(Stored data)

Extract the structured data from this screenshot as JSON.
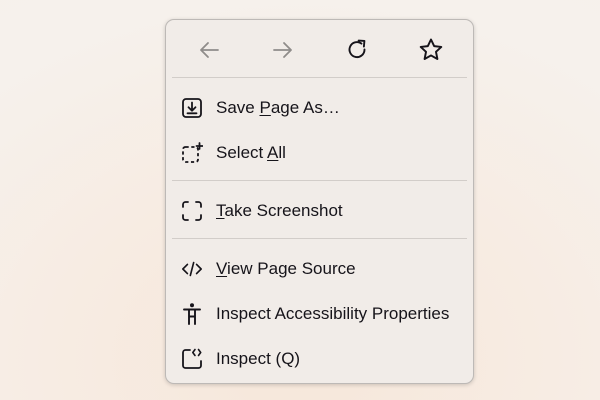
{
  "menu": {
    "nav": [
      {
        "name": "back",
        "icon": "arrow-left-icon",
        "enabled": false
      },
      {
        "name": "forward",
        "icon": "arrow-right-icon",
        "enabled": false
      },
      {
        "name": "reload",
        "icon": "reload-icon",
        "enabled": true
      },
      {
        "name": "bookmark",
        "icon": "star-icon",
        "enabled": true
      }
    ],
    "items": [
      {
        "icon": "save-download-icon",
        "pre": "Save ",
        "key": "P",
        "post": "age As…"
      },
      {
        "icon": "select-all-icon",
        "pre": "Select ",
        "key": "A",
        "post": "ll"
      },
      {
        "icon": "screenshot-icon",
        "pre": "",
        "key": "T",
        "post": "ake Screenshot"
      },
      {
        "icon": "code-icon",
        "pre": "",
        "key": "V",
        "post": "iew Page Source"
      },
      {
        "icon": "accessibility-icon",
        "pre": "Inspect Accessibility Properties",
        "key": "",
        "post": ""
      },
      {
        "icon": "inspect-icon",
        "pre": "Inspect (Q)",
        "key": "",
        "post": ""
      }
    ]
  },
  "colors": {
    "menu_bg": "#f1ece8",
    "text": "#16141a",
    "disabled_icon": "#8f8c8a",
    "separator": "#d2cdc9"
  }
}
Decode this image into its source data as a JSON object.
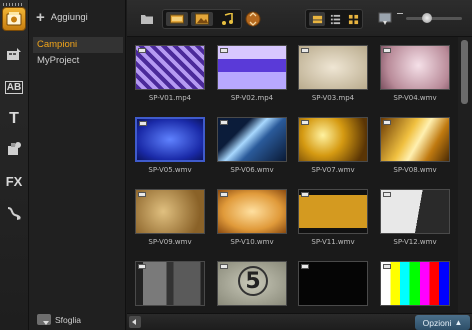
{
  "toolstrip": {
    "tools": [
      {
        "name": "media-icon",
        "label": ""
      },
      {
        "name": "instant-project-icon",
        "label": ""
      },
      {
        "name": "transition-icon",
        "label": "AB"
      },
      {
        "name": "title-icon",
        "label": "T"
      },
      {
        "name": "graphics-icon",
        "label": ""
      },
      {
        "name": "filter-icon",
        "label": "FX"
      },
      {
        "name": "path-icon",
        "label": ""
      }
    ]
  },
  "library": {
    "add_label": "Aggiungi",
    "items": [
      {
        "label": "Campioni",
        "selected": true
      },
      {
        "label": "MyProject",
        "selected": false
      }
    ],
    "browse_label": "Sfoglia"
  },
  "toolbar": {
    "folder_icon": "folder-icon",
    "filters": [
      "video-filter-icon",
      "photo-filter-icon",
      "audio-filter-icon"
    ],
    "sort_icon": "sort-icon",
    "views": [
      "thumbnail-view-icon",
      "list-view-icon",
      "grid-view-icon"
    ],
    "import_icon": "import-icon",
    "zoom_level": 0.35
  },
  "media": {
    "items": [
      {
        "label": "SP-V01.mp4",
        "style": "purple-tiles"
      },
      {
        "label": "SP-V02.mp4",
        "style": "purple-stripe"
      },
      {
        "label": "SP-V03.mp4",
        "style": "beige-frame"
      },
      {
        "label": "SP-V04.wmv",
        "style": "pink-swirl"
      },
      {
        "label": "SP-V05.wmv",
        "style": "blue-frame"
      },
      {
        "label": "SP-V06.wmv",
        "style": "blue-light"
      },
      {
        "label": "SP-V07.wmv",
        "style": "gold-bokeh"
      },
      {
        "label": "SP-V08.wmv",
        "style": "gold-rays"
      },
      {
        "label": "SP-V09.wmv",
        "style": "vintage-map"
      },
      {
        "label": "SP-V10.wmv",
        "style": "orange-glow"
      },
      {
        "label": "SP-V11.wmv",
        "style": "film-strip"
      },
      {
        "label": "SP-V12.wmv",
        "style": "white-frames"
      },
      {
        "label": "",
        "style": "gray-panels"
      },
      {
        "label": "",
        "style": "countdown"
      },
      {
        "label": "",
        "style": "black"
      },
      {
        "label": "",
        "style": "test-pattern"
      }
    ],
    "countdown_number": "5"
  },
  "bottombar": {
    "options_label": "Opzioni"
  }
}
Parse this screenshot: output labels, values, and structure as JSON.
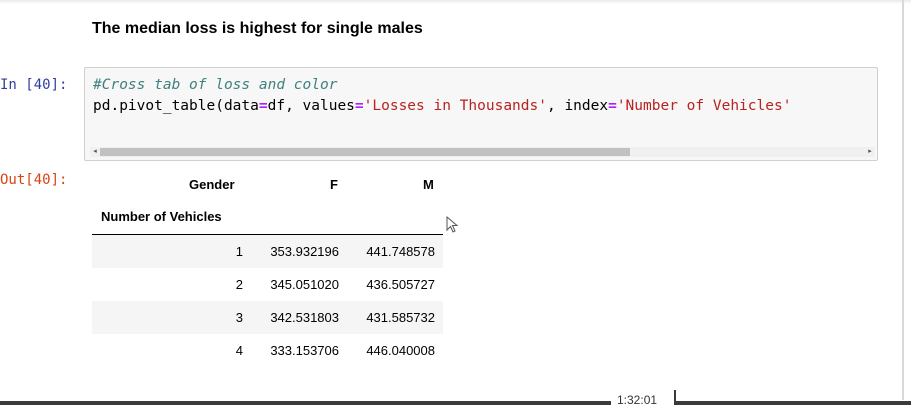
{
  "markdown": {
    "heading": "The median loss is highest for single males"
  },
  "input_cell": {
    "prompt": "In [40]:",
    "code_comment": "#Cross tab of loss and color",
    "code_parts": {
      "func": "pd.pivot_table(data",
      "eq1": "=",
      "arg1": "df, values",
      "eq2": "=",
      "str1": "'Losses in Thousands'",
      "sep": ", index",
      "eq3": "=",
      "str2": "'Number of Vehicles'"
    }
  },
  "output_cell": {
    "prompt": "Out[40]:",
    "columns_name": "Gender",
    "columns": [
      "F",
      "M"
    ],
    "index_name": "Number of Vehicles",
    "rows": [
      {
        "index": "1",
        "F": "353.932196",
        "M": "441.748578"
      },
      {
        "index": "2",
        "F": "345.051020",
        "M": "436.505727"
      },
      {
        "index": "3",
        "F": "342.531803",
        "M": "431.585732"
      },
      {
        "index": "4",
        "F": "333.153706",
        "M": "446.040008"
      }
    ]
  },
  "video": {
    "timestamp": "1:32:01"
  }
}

## What to do
Pictures are to be left out; otherwise, copy exactly each line from the one containing "Parse this screenshot: output" through the last line of the listing.

## Full solution
Parse this screenshot: output labels, values, and structure as JSON.
{
  "markdown": {
    "heading": "The median loss is highest for single males"
  },
  "input_cell": {
    "prompt": "In [40]:",
    "code_comment": "#Cross tab of loss and color",
    "code_parts": {
      "func": "pd.pivot_table(data",
      "eq1": "=",
      "arg1": "df, values",
      "eq2": "=",
      "str1": "'Losses in Thousands'",
      "sep": ", index",
      "eq3": "=",
      "str2": "'Number of Vehicles'"
    }
  },
  "output_cell": {
    "prompt": "Out[40]:",
    "columns_name": "Gender",
    "columns": [
      "F",
      "M"
    ],
    "index_name": "Number of Vehicles",
    "rows": [
      {
        "index": "1",
        "F": "353.932196",
        "M": "441.748578"
      },
      {
        "index": "2",
        "F": "345.051020",
        "M": "436.505727"
      },
      {
        "index": "3",
        "F": "342.531803",
        "M": "431.585732"
      },
      {
        "index": "4",
        "F": "333.153706",
        "M": "446.040008"
      }
    ]
  },
  "video": {
    "timestamp": "1:32:01"
  }
}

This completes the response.